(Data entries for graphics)
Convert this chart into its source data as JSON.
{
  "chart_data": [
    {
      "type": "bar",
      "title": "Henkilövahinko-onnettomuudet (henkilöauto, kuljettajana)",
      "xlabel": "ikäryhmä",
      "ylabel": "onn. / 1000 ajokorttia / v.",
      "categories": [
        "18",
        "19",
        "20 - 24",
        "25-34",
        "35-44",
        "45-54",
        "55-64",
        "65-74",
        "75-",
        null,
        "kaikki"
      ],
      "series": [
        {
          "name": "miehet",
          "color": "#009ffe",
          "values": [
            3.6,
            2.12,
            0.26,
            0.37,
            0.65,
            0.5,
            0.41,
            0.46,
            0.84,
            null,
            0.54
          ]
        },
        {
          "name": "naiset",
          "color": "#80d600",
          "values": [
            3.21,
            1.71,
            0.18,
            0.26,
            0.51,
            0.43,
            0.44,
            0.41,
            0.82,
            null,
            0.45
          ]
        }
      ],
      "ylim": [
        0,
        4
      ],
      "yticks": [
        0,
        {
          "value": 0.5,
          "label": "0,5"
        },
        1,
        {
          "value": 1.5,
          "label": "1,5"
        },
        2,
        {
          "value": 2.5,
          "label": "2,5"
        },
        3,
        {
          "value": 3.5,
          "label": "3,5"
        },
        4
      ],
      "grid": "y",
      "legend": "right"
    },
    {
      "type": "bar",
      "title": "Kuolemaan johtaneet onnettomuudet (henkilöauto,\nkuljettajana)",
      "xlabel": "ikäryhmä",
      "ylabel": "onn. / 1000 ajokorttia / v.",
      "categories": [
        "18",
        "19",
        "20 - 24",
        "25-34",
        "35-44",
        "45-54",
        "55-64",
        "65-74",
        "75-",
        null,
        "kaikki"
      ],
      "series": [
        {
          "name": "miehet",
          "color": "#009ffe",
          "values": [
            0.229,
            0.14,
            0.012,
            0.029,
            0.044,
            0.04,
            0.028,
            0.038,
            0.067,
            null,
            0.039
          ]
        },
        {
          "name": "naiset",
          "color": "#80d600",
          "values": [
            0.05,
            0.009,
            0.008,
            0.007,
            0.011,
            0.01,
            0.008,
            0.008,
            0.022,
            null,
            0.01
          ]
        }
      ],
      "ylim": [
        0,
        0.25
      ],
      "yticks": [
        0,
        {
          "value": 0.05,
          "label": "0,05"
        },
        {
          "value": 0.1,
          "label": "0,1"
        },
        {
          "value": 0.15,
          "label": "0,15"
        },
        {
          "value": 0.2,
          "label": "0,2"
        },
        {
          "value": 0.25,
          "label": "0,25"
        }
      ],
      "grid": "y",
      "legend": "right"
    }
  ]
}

▸ **The request**
Transcribe the material above word for word.

▸ **Result of the task**
Convert this chart into its source data as JSON.
{
  "chart_data": [
    {
      "type": "bar",
      "title": "Henkilövahinko-onnettomuudet (henkilöauto, kuljettajana)",
      "xlabel": "ikäryhmä",
      "ylabel": "onn. / 1000 ajokorttia / v.",
      "categories": [
        "18",
        "19",
        "20 - 24",
        "25-34",
        "35-44",
        "45-54",
        "55-64",
        "65-74",
        "75-",
        null,
        "kaikki"
      ],
      "series": [
        {
          "name": "miehet",
          "color": "#009ffe",
          "values": [
            3.6,
            2.12,
            0.26,
            0.37,
            0.65,
            0.5,
            0.41,
            0.46,
            0.84,
            null,
            0.54
          ]
        },
        {
          "name": "naiset",
          "color": "#80d600",
          "values": [
            3.21,
            1.71,
            0.18,
            0.26,
            0.51,
            0.43,
            0.44,
            0.41,
            0.82,
            null,
            0.45
          ]
        }
      ],
      "ylim": [
        0,
        4
      ],
      "yticks": [
        0,
        {
          "value": 0.5,
          "label": "0,5"
        },
        1,
        {
          "value": 1.5,
          "label": "1,5"
        },
        2,
        {
          "value": 2.5,
          "label": "2,5"
        },
        3,
        {
          "value": 3.5,
          "label": "3,5"
        },
        4
      ],
      "grid": "y",
      "legend": "right"
    },
    {
      "type": "bar",
      "title": "Kuolemaan johtaneet onnettomuudet (henkilöauto,\nkuljettajana)",
      "xlabel": "ikäryhmä",
      "ylabel": "onn. / 1000 ajokorttia / v.",
      "categories": [
        "18",
        "19",
        "20 - 24",
        "25-34",
        "35-44",
        "45-54",
        "55-64",
        "65-74",
        "75-",
        null,
        "kaikki"
      ],
      "series": [
        {
          "name": "miehet",
          "color": "#009ffe",
          "values": [
            0.229,
            0.14,
            0.012,
            0.029,
            0.044,
            0.04,
            0.028,
            0.038,
            0.067,
            null,
            0.039
          ]
        },
        {
          "name": "naiset",
          "color": "#80d600",
          "values": [
            0.05,
            0.009,
            0.008,
            0.007,
            0.011,
            0.01,
            0.008,
            0.008,
            0.022,
            null,
            0.01
          ]
        }
      ],
      "ylim": [
        0,
        0.25
      ],
      "yticks": [
        0,
        {
          "value": 0.05,
          "label": "0,05"
        },
        {
          "value": 0.1,
          "label": "0,1"
        },
        {
          "value": 0.15,
          "label": "0,15"
        },
        {
          "value": 0.2,
          "label": "0,2"
        },
        {
          "value": 0.25,
          "label": "0,25"
        }
      ],
      "grid": "y",
      "legend": "right"
    }
  ]
}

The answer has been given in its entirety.